* [Your instructions]
Where does the string "STATION" appear? Copy every line of the entries below that holds it.
■ ■ ■ ■ ■
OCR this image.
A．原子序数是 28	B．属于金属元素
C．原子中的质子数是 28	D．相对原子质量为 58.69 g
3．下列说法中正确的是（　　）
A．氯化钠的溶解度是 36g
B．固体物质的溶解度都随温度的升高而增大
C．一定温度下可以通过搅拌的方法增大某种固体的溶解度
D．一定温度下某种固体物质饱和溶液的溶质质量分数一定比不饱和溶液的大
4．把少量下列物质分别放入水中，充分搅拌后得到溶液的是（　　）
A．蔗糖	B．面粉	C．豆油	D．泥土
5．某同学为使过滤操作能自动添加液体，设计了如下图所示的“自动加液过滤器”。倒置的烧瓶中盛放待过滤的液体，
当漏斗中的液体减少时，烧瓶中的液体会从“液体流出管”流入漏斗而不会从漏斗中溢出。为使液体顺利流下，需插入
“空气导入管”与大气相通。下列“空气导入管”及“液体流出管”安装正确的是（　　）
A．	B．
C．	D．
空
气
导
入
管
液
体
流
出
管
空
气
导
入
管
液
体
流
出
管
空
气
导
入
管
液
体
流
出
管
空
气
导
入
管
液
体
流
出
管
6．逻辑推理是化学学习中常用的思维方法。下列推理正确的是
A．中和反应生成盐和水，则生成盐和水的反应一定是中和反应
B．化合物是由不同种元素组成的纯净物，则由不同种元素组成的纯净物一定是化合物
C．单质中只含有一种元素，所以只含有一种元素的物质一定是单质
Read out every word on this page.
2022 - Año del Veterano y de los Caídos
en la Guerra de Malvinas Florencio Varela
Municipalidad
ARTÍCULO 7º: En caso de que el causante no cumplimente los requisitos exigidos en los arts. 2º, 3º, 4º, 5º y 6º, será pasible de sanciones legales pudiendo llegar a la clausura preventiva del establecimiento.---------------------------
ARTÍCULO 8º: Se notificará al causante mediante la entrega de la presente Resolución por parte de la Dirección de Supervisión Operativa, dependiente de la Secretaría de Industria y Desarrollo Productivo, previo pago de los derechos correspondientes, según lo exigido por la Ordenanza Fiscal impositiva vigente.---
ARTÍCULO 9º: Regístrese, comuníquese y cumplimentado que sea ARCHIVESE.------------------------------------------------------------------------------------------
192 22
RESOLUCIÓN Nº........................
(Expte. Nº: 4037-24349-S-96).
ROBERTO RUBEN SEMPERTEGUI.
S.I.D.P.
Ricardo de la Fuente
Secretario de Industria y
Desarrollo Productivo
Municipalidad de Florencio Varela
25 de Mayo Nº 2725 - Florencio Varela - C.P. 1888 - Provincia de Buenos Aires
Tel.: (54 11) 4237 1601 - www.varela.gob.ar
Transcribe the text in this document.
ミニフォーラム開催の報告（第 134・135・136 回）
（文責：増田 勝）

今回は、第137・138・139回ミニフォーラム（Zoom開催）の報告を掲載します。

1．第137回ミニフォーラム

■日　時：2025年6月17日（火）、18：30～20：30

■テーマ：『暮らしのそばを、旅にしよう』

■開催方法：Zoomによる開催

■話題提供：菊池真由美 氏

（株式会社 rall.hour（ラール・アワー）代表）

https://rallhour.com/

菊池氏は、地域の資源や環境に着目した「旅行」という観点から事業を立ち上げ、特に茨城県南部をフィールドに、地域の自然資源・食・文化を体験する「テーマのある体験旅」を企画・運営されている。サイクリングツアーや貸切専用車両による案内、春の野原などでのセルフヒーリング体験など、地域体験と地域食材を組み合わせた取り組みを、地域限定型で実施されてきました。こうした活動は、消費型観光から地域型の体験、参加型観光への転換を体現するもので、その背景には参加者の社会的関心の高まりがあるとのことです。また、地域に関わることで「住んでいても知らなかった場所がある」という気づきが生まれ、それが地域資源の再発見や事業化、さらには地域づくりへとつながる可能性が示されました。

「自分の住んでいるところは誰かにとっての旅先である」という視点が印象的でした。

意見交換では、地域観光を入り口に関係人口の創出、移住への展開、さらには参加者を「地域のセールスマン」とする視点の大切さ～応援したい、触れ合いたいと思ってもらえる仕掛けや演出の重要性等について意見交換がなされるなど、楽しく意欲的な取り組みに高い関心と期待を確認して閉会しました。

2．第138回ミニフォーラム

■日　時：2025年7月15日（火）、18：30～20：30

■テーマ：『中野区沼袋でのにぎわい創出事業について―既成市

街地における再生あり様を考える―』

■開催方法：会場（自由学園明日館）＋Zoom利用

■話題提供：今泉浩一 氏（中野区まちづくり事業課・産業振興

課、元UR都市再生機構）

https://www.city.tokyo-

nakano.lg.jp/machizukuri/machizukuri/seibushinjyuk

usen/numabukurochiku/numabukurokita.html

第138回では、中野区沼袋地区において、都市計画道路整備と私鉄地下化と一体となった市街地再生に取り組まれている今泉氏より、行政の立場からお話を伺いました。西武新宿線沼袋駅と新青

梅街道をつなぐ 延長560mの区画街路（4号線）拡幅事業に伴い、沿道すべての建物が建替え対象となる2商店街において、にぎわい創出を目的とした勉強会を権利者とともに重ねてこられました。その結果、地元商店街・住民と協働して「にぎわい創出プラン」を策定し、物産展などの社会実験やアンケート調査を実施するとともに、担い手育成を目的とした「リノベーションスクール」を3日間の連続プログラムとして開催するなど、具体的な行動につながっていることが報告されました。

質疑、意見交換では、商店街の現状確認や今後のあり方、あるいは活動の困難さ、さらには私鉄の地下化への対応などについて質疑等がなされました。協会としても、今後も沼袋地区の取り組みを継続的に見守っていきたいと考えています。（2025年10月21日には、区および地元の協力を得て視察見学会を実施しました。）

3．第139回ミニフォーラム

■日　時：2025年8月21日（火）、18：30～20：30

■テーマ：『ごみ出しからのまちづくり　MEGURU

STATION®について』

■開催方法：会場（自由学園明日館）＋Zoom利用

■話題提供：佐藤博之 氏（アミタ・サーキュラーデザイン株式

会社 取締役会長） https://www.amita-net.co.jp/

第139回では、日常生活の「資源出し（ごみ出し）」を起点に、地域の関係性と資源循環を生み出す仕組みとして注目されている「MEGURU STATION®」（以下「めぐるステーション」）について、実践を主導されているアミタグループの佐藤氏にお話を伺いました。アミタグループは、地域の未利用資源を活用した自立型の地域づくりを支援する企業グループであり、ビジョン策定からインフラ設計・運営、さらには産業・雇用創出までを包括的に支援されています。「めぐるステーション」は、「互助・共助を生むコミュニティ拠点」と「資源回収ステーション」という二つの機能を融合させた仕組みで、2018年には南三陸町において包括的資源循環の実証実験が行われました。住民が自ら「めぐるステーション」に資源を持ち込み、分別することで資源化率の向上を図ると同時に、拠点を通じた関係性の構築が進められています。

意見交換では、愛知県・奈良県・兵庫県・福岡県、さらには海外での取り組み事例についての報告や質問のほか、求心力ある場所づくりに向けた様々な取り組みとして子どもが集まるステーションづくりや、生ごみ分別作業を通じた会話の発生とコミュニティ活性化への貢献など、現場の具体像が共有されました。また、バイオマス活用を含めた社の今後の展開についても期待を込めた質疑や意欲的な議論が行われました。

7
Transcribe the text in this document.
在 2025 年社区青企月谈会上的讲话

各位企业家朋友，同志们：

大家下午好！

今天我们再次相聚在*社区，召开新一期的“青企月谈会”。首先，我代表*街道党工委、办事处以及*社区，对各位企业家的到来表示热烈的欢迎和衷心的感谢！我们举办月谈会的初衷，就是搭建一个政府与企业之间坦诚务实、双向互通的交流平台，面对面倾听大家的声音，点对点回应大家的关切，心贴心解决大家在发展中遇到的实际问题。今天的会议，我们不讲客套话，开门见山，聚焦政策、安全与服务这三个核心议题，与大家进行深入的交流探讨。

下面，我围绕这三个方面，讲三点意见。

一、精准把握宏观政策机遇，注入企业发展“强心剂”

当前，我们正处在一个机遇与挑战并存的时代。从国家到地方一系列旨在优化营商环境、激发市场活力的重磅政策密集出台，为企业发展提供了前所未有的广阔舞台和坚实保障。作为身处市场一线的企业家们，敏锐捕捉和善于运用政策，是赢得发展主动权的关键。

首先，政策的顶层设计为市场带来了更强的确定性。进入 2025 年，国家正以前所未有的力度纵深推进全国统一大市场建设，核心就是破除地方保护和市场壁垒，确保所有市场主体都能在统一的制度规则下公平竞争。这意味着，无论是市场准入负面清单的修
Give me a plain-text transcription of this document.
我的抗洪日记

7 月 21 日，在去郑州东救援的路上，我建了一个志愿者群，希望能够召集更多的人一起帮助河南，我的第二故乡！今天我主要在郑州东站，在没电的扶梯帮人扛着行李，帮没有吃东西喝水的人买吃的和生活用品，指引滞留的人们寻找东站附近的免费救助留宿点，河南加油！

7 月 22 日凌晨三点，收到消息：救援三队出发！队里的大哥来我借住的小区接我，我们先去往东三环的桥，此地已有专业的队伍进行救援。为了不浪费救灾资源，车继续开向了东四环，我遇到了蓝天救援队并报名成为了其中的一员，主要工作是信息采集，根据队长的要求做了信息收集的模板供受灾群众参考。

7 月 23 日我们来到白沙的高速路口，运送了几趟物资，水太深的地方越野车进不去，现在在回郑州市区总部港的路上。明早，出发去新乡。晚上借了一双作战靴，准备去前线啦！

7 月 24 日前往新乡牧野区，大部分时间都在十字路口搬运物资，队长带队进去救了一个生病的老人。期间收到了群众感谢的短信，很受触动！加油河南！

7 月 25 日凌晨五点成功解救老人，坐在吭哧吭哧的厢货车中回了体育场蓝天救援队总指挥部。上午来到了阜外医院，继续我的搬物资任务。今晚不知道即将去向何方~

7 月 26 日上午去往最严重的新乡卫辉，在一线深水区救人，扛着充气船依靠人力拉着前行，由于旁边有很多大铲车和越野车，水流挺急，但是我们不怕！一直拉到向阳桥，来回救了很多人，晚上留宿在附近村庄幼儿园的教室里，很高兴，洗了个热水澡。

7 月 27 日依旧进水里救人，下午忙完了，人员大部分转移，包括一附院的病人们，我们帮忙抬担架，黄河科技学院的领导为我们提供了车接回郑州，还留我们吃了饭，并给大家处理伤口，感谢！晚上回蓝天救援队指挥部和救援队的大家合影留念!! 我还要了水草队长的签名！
■ ■ ■ ■ ■
* [Response to the exercise]
STATION®について』
第139回では、日常生活の「資源出し（ごみ出し）」を起点に、地域の関係性と資源循環を生み出す仕組みとして注目されている「MEGURU STATION®」（以下「めぐるステーション」）について、実践を主導されているアミタグループの佐藤氏にお話を伺いました。アミタグループは、地域の未利用資源を活用した自立型の地域づくりを支援する企業グループであり、ビジョン策定からインフラ設計・運営、さらには産業・雇用創出までを包括的に支援されています。「めぐるステーション」は、「互助・共助を生むコミュニティ拠点」と「資源回収ステーション」という二つの機能を融合させた仕組みで、2018年には南三陸町において包括的資源循環の実証実験が行われました。住民が自ら「めぐるステーション」に資源を持ち込み、分別することで資源化率の向上を図ると同時に、拠点を通じた関係性の構築が進められています。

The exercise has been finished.